• Written instruction:
Print the records below exactly as they appear.

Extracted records
** Start **

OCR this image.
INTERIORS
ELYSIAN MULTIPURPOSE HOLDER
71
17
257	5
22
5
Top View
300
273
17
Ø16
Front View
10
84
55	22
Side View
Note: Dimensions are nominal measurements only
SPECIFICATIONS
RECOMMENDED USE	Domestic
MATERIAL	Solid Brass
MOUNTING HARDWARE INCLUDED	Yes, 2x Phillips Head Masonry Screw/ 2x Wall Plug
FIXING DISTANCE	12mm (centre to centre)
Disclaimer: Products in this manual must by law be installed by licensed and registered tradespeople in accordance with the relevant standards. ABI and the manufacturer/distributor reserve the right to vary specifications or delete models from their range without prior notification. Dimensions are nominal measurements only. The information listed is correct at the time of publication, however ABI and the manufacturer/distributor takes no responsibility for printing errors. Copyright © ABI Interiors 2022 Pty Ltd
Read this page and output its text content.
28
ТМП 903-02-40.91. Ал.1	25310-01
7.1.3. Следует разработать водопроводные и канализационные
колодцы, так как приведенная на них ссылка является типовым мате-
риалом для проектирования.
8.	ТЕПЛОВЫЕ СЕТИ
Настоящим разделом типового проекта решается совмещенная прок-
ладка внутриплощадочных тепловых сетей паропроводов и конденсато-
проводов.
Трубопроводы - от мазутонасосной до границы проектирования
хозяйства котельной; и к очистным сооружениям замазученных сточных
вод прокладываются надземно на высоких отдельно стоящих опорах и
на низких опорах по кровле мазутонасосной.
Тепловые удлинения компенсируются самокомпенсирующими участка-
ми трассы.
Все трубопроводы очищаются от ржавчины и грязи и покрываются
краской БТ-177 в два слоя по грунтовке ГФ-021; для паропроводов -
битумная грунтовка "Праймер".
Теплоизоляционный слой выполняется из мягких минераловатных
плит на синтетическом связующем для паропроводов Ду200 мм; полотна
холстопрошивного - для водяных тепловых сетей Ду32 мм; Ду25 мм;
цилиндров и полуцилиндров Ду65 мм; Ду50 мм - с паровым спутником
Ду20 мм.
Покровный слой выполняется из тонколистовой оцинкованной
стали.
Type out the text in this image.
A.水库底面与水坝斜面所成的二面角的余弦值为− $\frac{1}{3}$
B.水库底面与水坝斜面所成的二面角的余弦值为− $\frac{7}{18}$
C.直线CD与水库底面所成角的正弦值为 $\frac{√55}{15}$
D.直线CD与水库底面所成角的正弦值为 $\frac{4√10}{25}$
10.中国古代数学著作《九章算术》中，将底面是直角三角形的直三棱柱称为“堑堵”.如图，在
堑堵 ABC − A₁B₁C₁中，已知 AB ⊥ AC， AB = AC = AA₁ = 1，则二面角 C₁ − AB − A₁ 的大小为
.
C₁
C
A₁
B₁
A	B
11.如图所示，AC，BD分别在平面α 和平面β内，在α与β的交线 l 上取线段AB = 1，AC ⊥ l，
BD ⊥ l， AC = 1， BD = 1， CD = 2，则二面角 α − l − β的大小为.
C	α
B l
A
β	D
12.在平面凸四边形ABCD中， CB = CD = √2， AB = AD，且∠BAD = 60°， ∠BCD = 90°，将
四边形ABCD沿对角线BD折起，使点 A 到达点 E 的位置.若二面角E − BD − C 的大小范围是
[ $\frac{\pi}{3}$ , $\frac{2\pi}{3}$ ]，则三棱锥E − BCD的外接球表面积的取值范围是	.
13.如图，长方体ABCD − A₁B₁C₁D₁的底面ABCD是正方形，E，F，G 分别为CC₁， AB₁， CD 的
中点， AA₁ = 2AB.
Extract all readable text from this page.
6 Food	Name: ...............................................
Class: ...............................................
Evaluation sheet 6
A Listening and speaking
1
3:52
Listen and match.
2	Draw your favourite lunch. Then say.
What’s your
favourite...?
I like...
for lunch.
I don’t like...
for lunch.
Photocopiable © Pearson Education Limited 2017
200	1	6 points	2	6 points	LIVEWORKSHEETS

** End **

• Response to the task:
OCR this image.
INTERIORS
ELYSIAN MULTIPURPOSE HOLDER
71
17
257	5
22
5
Top View
300
273
17
Ø16
Front View
10
84
55	22
Side View
Note: Dimensions are nominal measurements only
SPECIFICATIONS
RECOMMENDED USE	Domestic
MATERIAL	Solid Brass
MOUNTING HARDWARE INCLUDED	Yes, 2x Phillips Head Masonry Screw/ 2x Wall Plug
FIXING DISTANCE	12mm (centre to centre)
Disclaimer: Products in this manual must by law be installed by licensed and registered tradespeople in accordance with the relevant standards. ABI and the manufacturer/distributor reserve the right to vary specifications or delete models from their range without prior notification. Dimensions are nominal measurements only. The information listed is correct at the time of publication, however ABI and the manufacturer/distributor takes no responsibility for printing errors. Copyright © ABI Interiors 2022 Pty Ltd
Read this page and output its text content.
28
ТМП 903-02-40.91. Ал.1	25310-01
7.1.3. Следует разработать водопроводные и канализационные
колодцы, так как приведенная на них ссылка является типовым мате-
риалом для проектирования.
8.	ТЕПЛОВЫЕ СЕТИ
Настоящим разделом типового проекта решается совмещенная прок-
ладка внутриплощадочных тепловых сетей паропроводов и конденсато-
проводов.
Трубопроводы - от мазутонасосной до границы проектирования
хозяйства котельной; и к очистным сооружениям замазученных сточных
вод прокладываются надземно на высоких отдельно стоящих опорах и
на низких опорах по кровле мазутонасосной.
Тепловые удлинения компенсируются самокомпенсирующими участка-
ми трассы.
Все трубопроводы очищаются от ржавчины и грязи и покрываются
краской БТ-177 в два слоя по грунтовке ГФ-021; для паропроводов -
битумная грунтовка "Праймер".
Теплоизоляционный слой выполняется из мягких минераловатных
плит на синтетическом связующем для паропроводов Ду200 мм; полотна
холстопрошивного - для водяных тепловых сетей Ду32 мм; Ду25 мм;
цилиндров и полуцилиндров Ду65 мм; Ду50 мм - с паровым спутником
Ду20 мм.
Покровный слой выполняется из тонколистовой оцинкованной
стали.
Type out the text in this image.
A.水库底面与水坝斜面所成的二面角的余弦值为− $\frac{1}{3}$
B.水库底面与水坝斜面所成的二面角的余弦值为− $\frac{7}{18}$
C.直线CD与水库底面所成角的正弦值为 $\frac{√55}{15}$
D.直线CD与水库底面所成角的正弦值为 $\frac{4√10}{25}$
10.中国古代数学著作《九章算术》中，将底面是直角三角形的直三棱柱称为“堑堵”.如图，在
堑堵 ABC − A₁B₁C₁中，已知 AB ⊥ AC， AB = AC = AA₁ = 1，则二面角 C₁ − AB − A₁ 的大小为
.
C₁
C
A₁
B₁
A	B
11.如图所示，AC，BD分别在平面α 和平面β内，在α与β的交线 l 上取线段AB = 1，AC ⊥ l，
BD ⊥ l， AC = 1， BD = 1， CD = 2，则二面角 α − l − β的大小为.
C	α
B l
A
β	D
12.在平面凸四边形ABCD中， CB = CD = √2， AB = AD，且∠BAD = 60°， ∠BCD = 90°，将
四边形ABCD沿对角线BD折起，使点 A 到达点 E 的位置.若二面角E − BD − C 的大小范围是
[ $\frac{\pi}{3}$ , $\frac{2\pi}{3}$ ]，则三棱锥E − BCD的外接球表面积的取值范围是	.
13.如图，长方体ABCD − A₁B₁C₁D₁的底面ABCD是正方形，E，F，G 分别为CC₁， AB₁， CD 的
中点， AA₁ = 2AB.
Extract all readable text from this page.
6 Food	Name: ...............................................
Class: ...............................................
Evaluation sheet 6
A Listening and speaking
1
3:52
Listen and match.
2	Draw your favourite lunch. Then say.
What’s your
favourite...?
I like...
for lunch.
I don’t like...
for lunch.
Photocopiable © Pearson Education Limited 2017
200	1	6 points	2	6 points	LIVEWORKSHEETS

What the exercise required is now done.